Lines of data:
::::::::::

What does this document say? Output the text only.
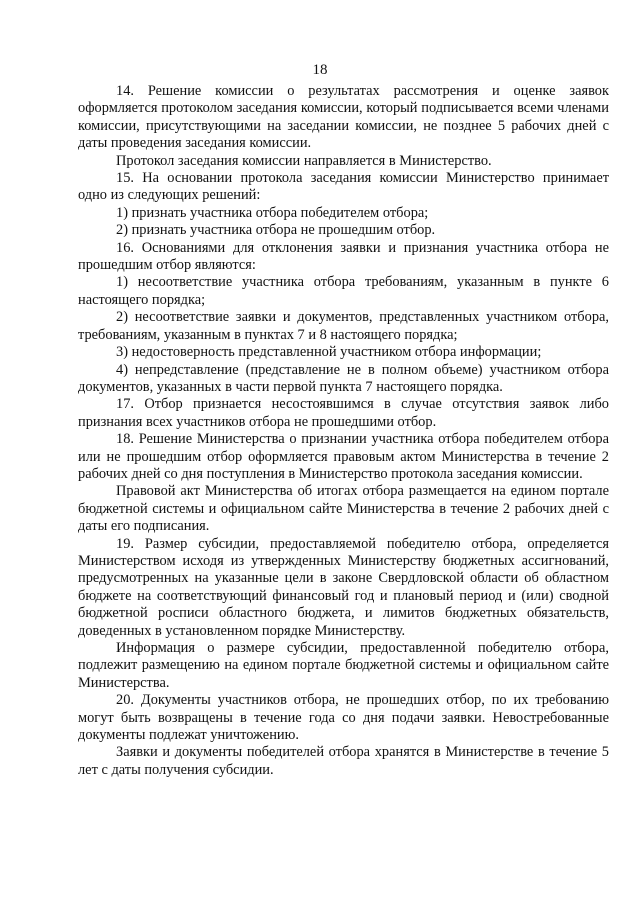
18

14. Решение комиссии о результатах рассмотрения и оценке заявок оформляется протоколом заседания комиссии, который подписывается всеми членами комиссии, присутствующими на заседании комиссии, не позднее 5 рабочих дней с даты проведения заседания комиссии.

Протокол заседания комиссии направляется в Министерство.

15. На основании протокола заседания комиссии Министерство принимает одно из следующих решений:

1) признать участника отбора победителем отбора;

2) признать участника отбора не прошедшим отбор.

16. Основаниями для отклонения заявки и признания участника отбора не прошедшим отбор являются:

1) несоответствие участника отбора требованиям, указанным в пункте 6 настоящего порядка;

2) несоответствие заявки и документов, представленных участником отбора, требованиям, указанным в пунктах 7 и 8 настоящего порядка;

3) недостоверность представленной участником отбора информации;

4) непредставление (представление не в полном объеме) участником отбора документов, указанных в части первой пункта 7 настоящего порядка.

17. Отбор признается несостоявшимся в случае отсутствия заявок либо признания всех участников отбора не прошедшими отбор.

18. Решение Министерства о признании участника отбора победителем отбора или не прошедшим отбор оформляется правовым актом Министерства в течение 2 рабочих дней со дня поступления в Министерство протокола заседания комиссии.

Правовой акт Министерства об итогах отбора размещается на едином портале бюджетной системы и официальном сайте Министерства в течение 2 рабочих дней с даты его подписания.

19. Размер субсидии, предоставляемой победителю отбора, определяется Министерством исходя из утвержденных Министерству бюджетных ассигнований, предусмотренных на указанные цели в законе Свердловской области об областном бюджете на соответствующий финансовый год и плановый период и (или) сводной бюджетной росписи областного бюджета, и лимитов бюджетных обязательств, доведенных в установленном порядке Министерству.

Информация о размере субсидии, предоставленной победителю отбора, подлежит размещению на едином портале бюджетной системы и официальном сайте Министерства.

20. Документы участников отбора, не прошедших отбор, по их требованию могут быть возвращены в течение года со дня подачи заявки. Невостребованные документы подлежат уничтожению.

Заявки и документы победителей отбора хранятся в Министерстве в течение 5 лет с даты получения субсидии.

::::::::::

Requirements: Pull out each line containing the word "победителю" and copy it.

Output for this exercise:
19. Размер субсидии, предоставляемой победителю отбора, определяется Министерством исходя из утвержденных Министерству бюджетных ассигнований, предусмотренных на указанные цели в законе Свердловской области об областном бюджете на соответствующий финансовый год и плановый период и (или) сводной бюджетной росписи областного бюджета, и лимитов бюджетных обязательств, доведенных в установленном порядке Министерству.
Информация о размере субсидии, предоставленной победителю отбора, подлежит размещению на едином портале бюджетной системы и официальном сайте Министерства.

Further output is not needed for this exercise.